::: DATA EXCERPTS
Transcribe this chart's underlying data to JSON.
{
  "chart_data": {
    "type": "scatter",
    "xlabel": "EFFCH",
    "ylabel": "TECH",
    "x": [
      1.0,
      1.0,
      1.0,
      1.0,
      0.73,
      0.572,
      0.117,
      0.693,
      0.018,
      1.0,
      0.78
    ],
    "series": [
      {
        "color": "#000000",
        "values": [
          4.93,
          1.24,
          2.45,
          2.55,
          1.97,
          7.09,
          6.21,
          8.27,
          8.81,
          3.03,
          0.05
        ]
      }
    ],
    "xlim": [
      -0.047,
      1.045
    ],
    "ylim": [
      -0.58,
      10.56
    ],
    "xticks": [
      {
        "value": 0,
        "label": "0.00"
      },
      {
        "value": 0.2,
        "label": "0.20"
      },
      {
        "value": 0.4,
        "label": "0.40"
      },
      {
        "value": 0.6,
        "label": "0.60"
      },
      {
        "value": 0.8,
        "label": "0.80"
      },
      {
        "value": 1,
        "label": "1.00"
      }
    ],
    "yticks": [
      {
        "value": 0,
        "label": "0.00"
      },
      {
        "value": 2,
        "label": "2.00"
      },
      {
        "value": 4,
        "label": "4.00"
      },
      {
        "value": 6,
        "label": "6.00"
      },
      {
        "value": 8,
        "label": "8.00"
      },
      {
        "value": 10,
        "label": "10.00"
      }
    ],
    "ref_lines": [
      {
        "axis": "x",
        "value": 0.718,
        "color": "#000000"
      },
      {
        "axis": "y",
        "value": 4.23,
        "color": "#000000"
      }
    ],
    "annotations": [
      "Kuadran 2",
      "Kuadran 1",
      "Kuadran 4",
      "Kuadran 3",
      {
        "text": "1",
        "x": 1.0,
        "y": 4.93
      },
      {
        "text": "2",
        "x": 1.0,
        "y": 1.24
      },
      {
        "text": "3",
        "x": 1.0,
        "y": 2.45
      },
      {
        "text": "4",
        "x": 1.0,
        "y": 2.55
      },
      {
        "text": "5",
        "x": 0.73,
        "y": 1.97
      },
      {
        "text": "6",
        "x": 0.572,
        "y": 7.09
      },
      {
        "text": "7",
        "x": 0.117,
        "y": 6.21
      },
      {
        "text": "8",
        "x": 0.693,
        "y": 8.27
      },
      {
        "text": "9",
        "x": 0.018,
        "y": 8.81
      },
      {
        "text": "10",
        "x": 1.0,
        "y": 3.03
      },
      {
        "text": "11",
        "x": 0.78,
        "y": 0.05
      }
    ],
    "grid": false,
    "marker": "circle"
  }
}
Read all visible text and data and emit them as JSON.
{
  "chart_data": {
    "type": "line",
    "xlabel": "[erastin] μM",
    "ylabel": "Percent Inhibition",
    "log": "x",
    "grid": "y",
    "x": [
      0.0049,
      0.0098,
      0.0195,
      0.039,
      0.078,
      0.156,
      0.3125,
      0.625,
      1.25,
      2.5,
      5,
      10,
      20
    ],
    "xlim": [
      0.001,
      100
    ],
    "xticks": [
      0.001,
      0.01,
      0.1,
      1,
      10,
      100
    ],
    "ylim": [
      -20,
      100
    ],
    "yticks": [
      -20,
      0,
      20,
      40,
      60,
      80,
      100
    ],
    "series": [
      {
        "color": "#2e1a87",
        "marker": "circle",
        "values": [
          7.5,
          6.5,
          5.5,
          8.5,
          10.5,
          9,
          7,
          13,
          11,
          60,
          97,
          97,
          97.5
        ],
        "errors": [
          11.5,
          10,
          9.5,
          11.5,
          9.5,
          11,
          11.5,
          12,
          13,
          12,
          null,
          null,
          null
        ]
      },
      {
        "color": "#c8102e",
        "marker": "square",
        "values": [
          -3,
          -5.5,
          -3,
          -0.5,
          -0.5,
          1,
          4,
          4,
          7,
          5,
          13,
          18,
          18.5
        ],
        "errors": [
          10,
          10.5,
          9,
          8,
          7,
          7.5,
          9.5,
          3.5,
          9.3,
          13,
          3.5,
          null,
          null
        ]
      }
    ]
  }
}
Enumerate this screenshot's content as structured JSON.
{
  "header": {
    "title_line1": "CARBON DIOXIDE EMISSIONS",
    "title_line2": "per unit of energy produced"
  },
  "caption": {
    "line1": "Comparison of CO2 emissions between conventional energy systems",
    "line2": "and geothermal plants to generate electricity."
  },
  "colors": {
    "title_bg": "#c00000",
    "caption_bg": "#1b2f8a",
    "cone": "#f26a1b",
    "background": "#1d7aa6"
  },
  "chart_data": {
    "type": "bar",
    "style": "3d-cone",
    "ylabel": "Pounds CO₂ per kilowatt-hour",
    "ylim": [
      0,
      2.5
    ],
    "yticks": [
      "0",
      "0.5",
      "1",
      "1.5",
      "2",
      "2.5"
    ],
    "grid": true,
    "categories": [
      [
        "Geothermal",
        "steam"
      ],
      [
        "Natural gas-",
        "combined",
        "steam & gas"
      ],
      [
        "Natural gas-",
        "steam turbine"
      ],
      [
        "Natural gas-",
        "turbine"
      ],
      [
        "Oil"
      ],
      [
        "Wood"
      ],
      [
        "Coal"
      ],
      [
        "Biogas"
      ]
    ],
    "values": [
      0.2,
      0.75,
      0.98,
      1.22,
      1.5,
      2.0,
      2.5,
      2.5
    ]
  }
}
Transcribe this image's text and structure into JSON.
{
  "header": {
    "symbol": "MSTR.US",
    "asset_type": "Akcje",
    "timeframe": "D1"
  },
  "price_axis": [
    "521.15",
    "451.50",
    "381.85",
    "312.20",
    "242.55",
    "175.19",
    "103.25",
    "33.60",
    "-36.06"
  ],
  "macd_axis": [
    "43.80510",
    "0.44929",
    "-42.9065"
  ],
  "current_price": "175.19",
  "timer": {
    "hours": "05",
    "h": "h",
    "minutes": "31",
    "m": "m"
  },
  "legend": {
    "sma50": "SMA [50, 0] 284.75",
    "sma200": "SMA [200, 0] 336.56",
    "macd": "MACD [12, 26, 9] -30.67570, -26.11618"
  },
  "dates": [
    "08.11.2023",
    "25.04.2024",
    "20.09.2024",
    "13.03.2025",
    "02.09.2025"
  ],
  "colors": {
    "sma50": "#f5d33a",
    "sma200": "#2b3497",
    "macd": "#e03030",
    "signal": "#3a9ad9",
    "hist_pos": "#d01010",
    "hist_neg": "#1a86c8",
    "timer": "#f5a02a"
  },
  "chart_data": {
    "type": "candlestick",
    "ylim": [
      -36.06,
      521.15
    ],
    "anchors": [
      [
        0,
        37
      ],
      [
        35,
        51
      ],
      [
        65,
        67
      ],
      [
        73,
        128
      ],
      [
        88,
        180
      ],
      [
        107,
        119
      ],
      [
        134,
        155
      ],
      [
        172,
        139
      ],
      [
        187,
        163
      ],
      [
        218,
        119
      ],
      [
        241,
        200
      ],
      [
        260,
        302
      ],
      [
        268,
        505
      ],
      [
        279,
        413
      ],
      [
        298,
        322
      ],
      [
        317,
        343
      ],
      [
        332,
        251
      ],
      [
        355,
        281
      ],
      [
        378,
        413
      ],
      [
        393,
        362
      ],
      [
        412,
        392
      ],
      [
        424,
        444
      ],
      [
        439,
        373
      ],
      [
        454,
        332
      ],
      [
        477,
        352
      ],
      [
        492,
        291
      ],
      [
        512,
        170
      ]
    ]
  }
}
::::::
### CHALLENGE
Exactly as they are written, print the entries again.

### RESPONSE TO THIS TASK
Transcribe this chart's underlying data to JSON.
{
  "chart_data": {
    "type": "scatter",
    "xlabel": "EFFCH",
    "ylabel": "TECH",
    "x": [
      1.0,
      1.0,
      1.0,
      1.0,
      0.73,
      0.572,
      0.117,
      0.693,
      0.018,
      1.0,
      0.78
    ],
    "series": [
      {
        "color": "#000000",
        "values": [
          4.93,
          1.24,
          2.45,
          2.55,
          1.97,
          7.09,
          6.21,
          8.27,
          8.81,
          3.03,
          0.05
        ]
      }
    ],
    "xlim": [
      -0.047,
      1.045
    ],
    "ylim": [
      -0.58,
      10.56
    ],
    "xticks": [
      {
        "value": 0,
        "label": "0.00"
      },
      {
        "value": 0.2,
        "label": "0.20"
      },
      {
        "value": 0.4,
        "label": "0.40"
      },
      {
        "value": 0.6,
        "label": "0.60"
      },
      {
        "value": 0.8,
        "label": "0.80"
      },
      {
        "value": 1,
        "label": "1.00"
      }
    ],
    "yticks": [
      {
        "value": 0,
        "label": "0.00"
      },
      {
        "value": 2,
        "label": "2.00"
      },
      {
        "value": 4,
        "label": "4.00"
      },
      {
        "value": 6,
        "label": "6.00"
      },
      {
        "value": 8,
        "label": "8.00"
      },
      {
        "value": 10,
        "label": "10.00"
      }
    ],
    "ref_lines": [
      {
        "axis": "x",
        "value": 0.718,
        "color": "#000000"
      },
      {
        "axis": "y",
        "value": 4.23,
        "color": "#000000"
      }
    ],
    "annotations": [
      "Kuadran 2",
      "Kuadran 1",
      "Kuadran 4",
      "Kuadran 3",
      {
        "text": "1",
        "x": 1.0,
        "y": 4.93
      },
      {
        "text": "2",
        "x": 1.0,
        "y": 1.24
      },
      {
        "text": "3",
        "x": 1.0,
        "y": 2.45
      },
      {
        "text": "4",
        "x": 1.0,
        "y": 2.55
      },
      {
        "text": "5",
        "x": 0.73,
        "y": 1.97
      },
      {
        "text": "6",
        "x": 0.572,
        "y": 7.09
      },
      {
        "text": "7",
        "x": 0.117,
        "y": 6.21
      },
      {
        "text": "8",
        "x": 0.693,
        "y": 8.27
      },
      {
        "text": "9",
        "x": 0.018,
        "y": 8.81
      },
      {
        "text": "10",
        "x": 1.0,
        "y": 3.03
      },
      {
        "text": "11",
        "x": 0.78,
        "y": 0.05
      }
    ],
    "grid": false,
    "marker": "circle"
  }
}
Read all visible text and data and emit them as JSON.
{
  "chart_data": {
    "type": "line",
    "xlabel": "[erastin] μM",
    "ylabel": "Percent Inhibition",
    "log": "x",
    "grid": "y",
    "x": [
      0.0049,
      0.0098,
      0.0195,
      0.039,
      0.078,
      0.156,
      0.3125,
      0.625,
      1.25,
      2.5,
      5,
      10,
      20
    ],
    "xlim": [
      0.001,
      100
    ],
    "xticks": [
      0.001,
      0.01,
      0.1,
      1,
      10,
      100
    ],
    "ylim": [
      -20,
      100
    ],
    "yticks": [
      -20,
      0,
      20,
      40,
      60,
      80,
      100
    ],
    "series": [
      {
        "color": "#2e1a87",
        "marker": "circle",
        "values": [
          7.5,
          6.5,
          5.5,
          8.5,
          10.5,
          9,
          7,
          13,
          11,
          60,
          97,
          97,
          97.5
        ],
        "errors": [
          11.5,
          10,
          9.5,
          11.5,
          9.5,
          11,
          11.5,
          12,
          13,
          12,
          null,
          null,
          null
        ]
      },
      {
        "color": "#c8102e",
        "marker": "square",
        "values": [
          -3,
          -5.5,
          -3,
          -0.5,
          -0.5,
          1,
          4,
          4,
          7,
          5,
          13,
          18,
          18.5
        ],
        "errors": [
          10,
          10.5,
          9,
          8,
          7,
          7.5,
          9.5,
          3.5,
          9.3,
          13,
          3.5,
          null,
          null
        ]
      }
    ]
  }
}
Enumerate this screenshot's content as structured JSON.
{
  "header": {
    "title_line1": "CARBON DIOXIDE EMISSIONS",
    "title_line2": "per unit of energy produced"
  },
  "caption": {
    "line1": "Comparison of CO2 emissions between conventional energy systems",
    "line2": "and geothermal plants to generate electricity."
  },
  "colors": {
    "title_bg": "#c00000",
    "caption_bg": "#1b2f8a",
    "cone": "#f26a1b",
    "background": "#1d7aa6"
  },
  "chart_data": {
    "type": "bar",
    "style": "3d-cone",
    "ylabel": "Pounds CO₂ per kilowatt-hour",
    "ylim": [
      0,
      2.5
    ],
    "yticks": [
      "0",
      "0.5",
      "1",
      "1.5",
      "2",
      "2.5"
    ],
    "grid": true,
    "categories": [
      [
        "Geothermal",
        "steam"
      ],
      [
        "Natural gas-",
        "combined",
        "steam & gas"
      ],
      [
        "Natural gas-",
        "steam turbine"
      ],
      [
        "Natural gas-",
        "turbine"
      ],
      [
        "Oil"
      ],
      [
        "Wood"
      ],
      [
        "Coal"
      ],
      [
        "Biogas"
      ]
    ],
    "values": [
      0.2,
      0.75,
      0.98,
      1.22,
      1.5,
      2.0,
      2.5,
      2.5
    ]
  }
}
Transcribe this image's text and structure into JSON.
{
  "header": {
    "symbol": "MSTR.US",
    "asset_type": "Akcje",
    "timeframe": "D1"
  },
  "price_axis": [
    "521.15",
    "451.50",
    "381.85",
    "312.20",
    "242.55",
    "175.19",
    "103.25",
    "33.60",
    "-36.06"
  ],
  "macd_axis": [
    "43.80510",
    "0.44929",
    "-42.9065"
  ],
  "current_price": "175.19",
  "timer": {
    "hours": "05",
    "h": "h",
    "minutes": "31",
    "m": "m"
  },
  "legend": {
    "sma50": "SMA [50, 0] 284.75",
    "sma200": "SMA [200, 0] 336.56",
    "macd": "MACD [12, 26, 9] -30.67570, -26.11618"
  },
  "dates": [
    "08.11.2023",
    "25.04.2024",
    "20.09.2024",
    "13.03.2025",
    "02.09.2025"
  ],
  "colors": {
    "sma50": "#f5d33a",
    "sma200": "#2b3497",
    "macd": "#e03030",
    "signal": "#3a9ad9",
    "hist_pos": "#d01010",
    "hist_neg": "#1a86c8",
    "timer": "#f5a02a"
  },
  "chart_data": {
    "type": "candlestick",
    "ylim": [
      -36.06,
      521.15
    ],
    "anchors": [
      [
        0,
        37
      ],
      [
        35,
        51
      ],
      [
        65,
        67
      ],
      [
        73,
        128
      ],
      [
        88,
        180
      ],
      [
        107,
        119
      ],
      [
        134,
        155
      ],
      [
        172,
        139
      ],
      [
        187,
        163
      ],
      [
        218,
        119
      ],
      [
        241,
        200
      ],
      [
        260,
        302
      ],
      [
        268,
        505
      ],
      [
        279,
        413
      ],
      [
        298,
        322
      ],
      [
        317,
        343
      ],
      [
        332,
        251
      ],
      [
        355,
        281
      ],
      [
        378,
        413
      ],
      [
        393,
        362
      ],
      [
        412,
        392
      ],
      [
        424,
        444
      ],
      [
        439,
        373
      ],
      [
        454,
        332
      ],
      [
        477,
        352
      ],
      [
        492,
        291
      ],
      [
        512,
        170
      ]
    ]
  }
}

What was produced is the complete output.